GIVEN PROBLEM: Leave out the pictures and restate the rest of the data exactly.

Rows from a figure dataset

========

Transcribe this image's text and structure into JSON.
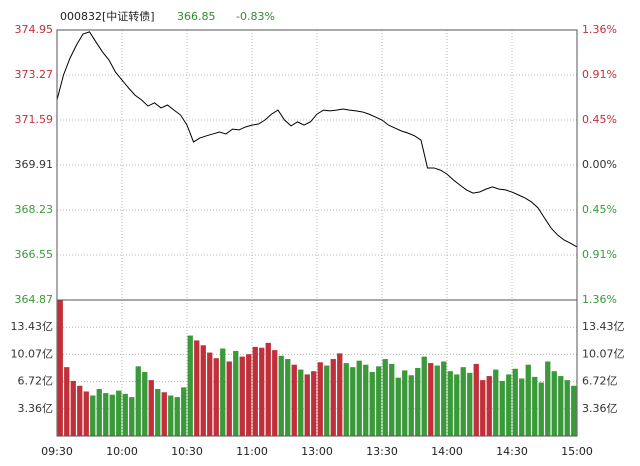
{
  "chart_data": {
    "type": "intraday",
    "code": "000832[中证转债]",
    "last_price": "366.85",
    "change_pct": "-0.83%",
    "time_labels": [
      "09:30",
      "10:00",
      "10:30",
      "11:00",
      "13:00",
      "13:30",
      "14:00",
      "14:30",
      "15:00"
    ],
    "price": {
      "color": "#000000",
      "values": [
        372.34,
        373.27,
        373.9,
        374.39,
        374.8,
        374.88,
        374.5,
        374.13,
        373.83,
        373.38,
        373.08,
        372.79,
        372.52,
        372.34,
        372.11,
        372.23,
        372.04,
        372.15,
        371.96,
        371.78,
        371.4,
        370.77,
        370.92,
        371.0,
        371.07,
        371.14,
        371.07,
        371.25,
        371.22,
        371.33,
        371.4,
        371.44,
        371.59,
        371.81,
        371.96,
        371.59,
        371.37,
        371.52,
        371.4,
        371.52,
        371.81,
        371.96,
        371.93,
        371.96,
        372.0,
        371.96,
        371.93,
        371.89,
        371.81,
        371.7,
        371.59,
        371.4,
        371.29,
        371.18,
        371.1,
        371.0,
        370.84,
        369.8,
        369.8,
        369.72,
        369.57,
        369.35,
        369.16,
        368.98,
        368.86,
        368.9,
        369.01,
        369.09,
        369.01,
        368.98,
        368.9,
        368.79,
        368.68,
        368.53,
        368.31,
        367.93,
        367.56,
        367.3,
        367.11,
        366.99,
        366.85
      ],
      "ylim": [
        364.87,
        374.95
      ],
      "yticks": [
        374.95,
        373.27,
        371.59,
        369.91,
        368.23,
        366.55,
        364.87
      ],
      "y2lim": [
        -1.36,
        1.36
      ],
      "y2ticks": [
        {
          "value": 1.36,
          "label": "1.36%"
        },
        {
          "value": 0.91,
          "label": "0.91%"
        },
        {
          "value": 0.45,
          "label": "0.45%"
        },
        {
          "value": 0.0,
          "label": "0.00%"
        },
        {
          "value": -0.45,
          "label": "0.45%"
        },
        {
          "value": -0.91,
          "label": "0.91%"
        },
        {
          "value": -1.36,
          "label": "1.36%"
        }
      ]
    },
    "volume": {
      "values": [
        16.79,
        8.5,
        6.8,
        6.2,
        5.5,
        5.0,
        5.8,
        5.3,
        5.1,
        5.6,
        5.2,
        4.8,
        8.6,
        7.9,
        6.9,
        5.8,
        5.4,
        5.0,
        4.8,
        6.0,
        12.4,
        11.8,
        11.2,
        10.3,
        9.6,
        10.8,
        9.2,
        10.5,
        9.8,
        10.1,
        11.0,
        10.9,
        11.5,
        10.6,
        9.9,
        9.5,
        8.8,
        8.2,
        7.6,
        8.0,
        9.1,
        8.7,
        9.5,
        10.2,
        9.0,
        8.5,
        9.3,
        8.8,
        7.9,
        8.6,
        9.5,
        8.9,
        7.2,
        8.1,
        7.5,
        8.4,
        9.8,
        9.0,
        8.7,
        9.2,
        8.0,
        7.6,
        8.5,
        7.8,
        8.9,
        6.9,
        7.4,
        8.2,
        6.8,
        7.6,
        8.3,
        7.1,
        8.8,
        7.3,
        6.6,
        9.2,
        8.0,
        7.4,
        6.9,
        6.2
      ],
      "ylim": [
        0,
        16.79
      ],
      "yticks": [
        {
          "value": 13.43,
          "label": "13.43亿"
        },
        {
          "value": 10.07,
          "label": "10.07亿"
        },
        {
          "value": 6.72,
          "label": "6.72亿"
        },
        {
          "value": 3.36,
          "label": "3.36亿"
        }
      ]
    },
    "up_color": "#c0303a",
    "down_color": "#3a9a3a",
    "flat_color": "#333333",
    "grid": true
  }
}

========

COMPLETE ANSWER:
Transcribe this image's text and structure into JSON.
{
  "chart_data": {
    "type": "intraday",
    "code": "000832[中证转债]",
    "last_price": "366.85",
    "change_pct": "-0.83%",
    "time_labels": [
      "09:30",
      "10:00",
      "10:30",
      "11:00",
      "13:00",
      "13:30",
      "14:00",
      "14:30",
      "15:00"
    ],
    "price": {
      "color": "#000000",
      "values": [
        372.34,
        373.27,
        373.9,
        374.39,
        374.8,
        374.88,
        374.5,
        374.13,
        373.83,
        373.38,
        373.08,
        372.79,
        372.52,
        372.34,
        372.11,
        372.23,
        372.04,
        372.15,
        371.96,
        371.78,
        371.4,
        370.77,
        370.92,
        371.0,
        371.07,
        371.14,
        371.07,
        371.25,
        371.22,
        371.33,
        371.4,
        371.44,
        371.59,
        371.81,
        371.96,
        371.59,
        371.37,
        371.52,
        371.4,
        371.52,
        371.81,
        371.96,
        371.93,
        371.96,
        372.0,
        371.96,
        371.93,
        371.89,
        371.81,
        371.7,
        371.59,
        371.4,
        371.29,
        371.18,
        371.1,
        371.0,
        370.84,
        369.8,
        369.8,
        369.72,
        369.57,
        369.35,
        369.16,
        368.98,
        368.86,
        368.9,
        369.01,
        369.09,
        369.01,
        368.98,
        368.9,
        368.79,
        368.68,
        368.53,
        368.31,
        367.93,
        367.56,
        367.3,
        367.11,
        366.99,
        366.85
      ],
      "ylim": [
        364.87,
        374.95
      ],
      "yticks": [
        374.95,
        373.27,
        371.59,
        369.91,
        368.23,
        366.55,
        364.87
      ],
      "y2lim": [
        -1.36,
        1.36
      ],
      "y2ticks": [
        {
          "value": 1.36,
          "label": "1.36%"
        },
        {
          "value": 0.91,
          "label": "0.91%"
        },
        {
          "value": 0.45,
          "label": "0.45%"
        },
        {
          "value": 0.0,
          "label": "0.00%"
        },
        {
          "value": -0.45,
          "label": "0.45%"
        },
        {
          "value": -0.91,
          "label": "0.91%"
        },
        {
          "value": -1.36,
          "label": "1.36%"
        }
      ]
    },
    "volume": {
      "values": [
        16.79,
        8.5,
        6.8,
        6.2,
        5.5,
        5.0,
        5.8,
        5.3,
        5.1,
        5.6,
        5.2,
        4.8,
        8.6,
        7.9,
        6.9,
        5.8,
        5.4,
        5.0,
        4.8,
        6.0,
        12.4,
        11.8,
        11.2,
        10.3,
        9.6,
        10.8,
        9.2,
        10.5,
        9.8,
        10.1,
        11.0,
        10.9,
        11.5,
        10.6,
        9.9,
        9.5,
        8.8,
        8.2,
        7.6,
        8.0,
        9.1,
        8.7,
        9.5,
        10.2,
        9.0,
        8.5,
        9.3,
        8.8,
        7.9,
        8.6,
        9.5,
        8.9,
        7.2,
        8.1,
        7.5,
        8.4,
        9.8,
        9.0,
        8.7,
        9.2,
        8.0,
        7.6,
        8.5,
        7.8,
        8.9,
        6.9,
        7.4,
        8.2,
        6.8,
        7.6,
        8.3,
        7.1,
        8.8,
        7.3,
        6.6,
        9.2,
        8.0,
        7.4,
        6.9,
        6.2
      ],
      "ylim": [
        0,
        16.79
      ],
      "yticks": [
        {
          "value": 13.43,
          "label": "13.43亿"
        },
        {
          "value": 10.07,
          "label": "10.07亿"
        },
        {
          "value": 6.72,
          "label": "6.72亿"
        },
        {
          "value": 3.36,
          "label": "3.36亿"
        }
      ]
    },
    "up_color": "#c0303a",
    "down_color": "#3a9a3a",
    "flat_color": "#333333",
    "grid": true
  }
}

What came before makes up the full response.